___ DATA SHOWN

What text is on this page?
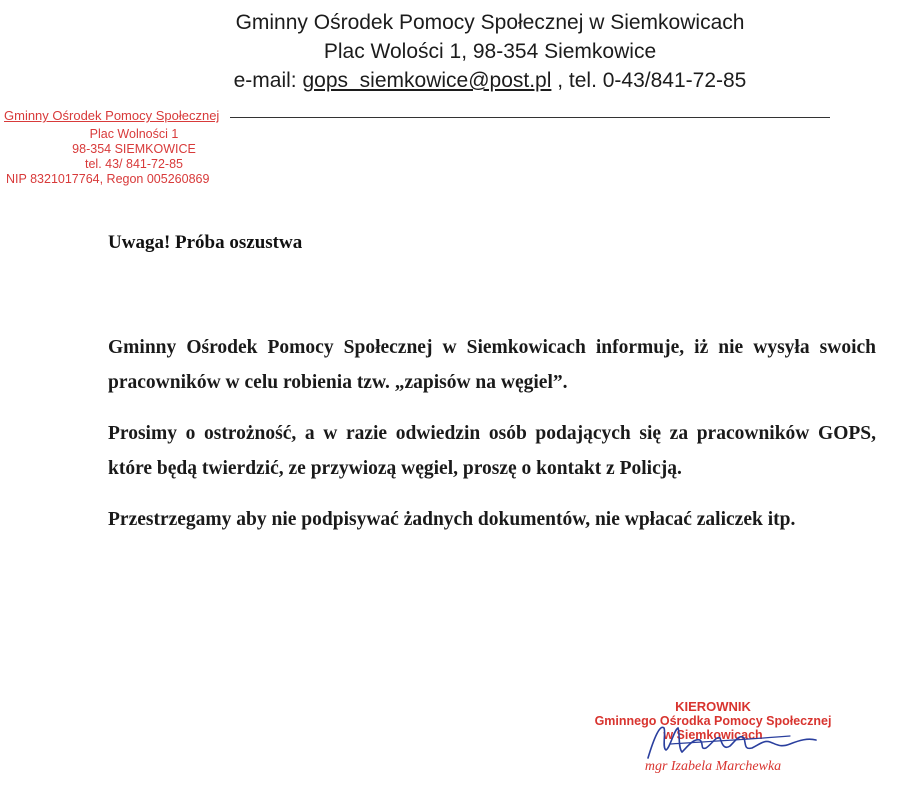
Gminny Ośrodek Pomocy Społecznej w Siemkowicach
Plac Wolości 1, 98-354 Siemkowice
e-mail: gops_siemkowice@post.pl , tel. 0-43/841-72-85
Gminny Ośrodek Pomocy Społecznej
Plac Wolności 1
98-354 SIEMKOWICE
tel. 43/ 841-72-85
NIP 8321017764, Regon 005260869
Uwaga! Próba oszustwa

Gminny Ośrodek Pomocy Społecznej w Siemkowicach informuje, iż nie wysyła swoich pracowników w celu robienia tzw. „zapisów na węgiel”.

Prosimy o ostrożność, a w razie odwiedzin osób podających się za pracowników GOPS, które będą twierdzić, ze przywiozą węgiel, proszę o kontakt z Policją.

Przestrzegamy aby nie podpisywać żadnych dokumentów, nie wpłacać zaliczek itp.

KIEROWNIK
Gminnego Ośrodka Pomocy Społecznej
w Siemkowicach
mgr Izabela Marchewka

______

WORK TO COMPLETE
Print each record exactly as it stands, leaving the images out.

FINAL ANSWER
What text is on this page?
Gminny Ośrodek Pomocy Społecznej w Siemkowicach
Plac Wolości 1, 98-354 Siemkowice
e-mail: gops_siemkowice@post.pl , tel. 0-43/841-72-85
Gminny Ośrodek Pomocy Społecznej
Plac Wolności 1
98-354 SIEMKOWICE
tel. 43/ 841-72-85
NIP 8321017764, Regon 005260869
Uwaga! Próba oszustwa

Gminny Ośrodek Pomocy Społecznej w Siemkowicach informuje, iż nie wysyła swoich pracowników w celu robienia tzw. „zapisów na węgiel”.

Prosimy o ostrożność, a w razie odwiedzin osób podających się za pracowników GOPS, które będą twierdzić, ze przywiozą węgiel, proszę o kontakt z Policją.

Przestrzegamy aby nie podpisywać żadnych dokumentów, nie wpłacać zaliczek itp.

KIEROWNIK
Gminnego Ośrodka Pomocy Społecznej
w Siemkowicach
mgr Izabela Marchewka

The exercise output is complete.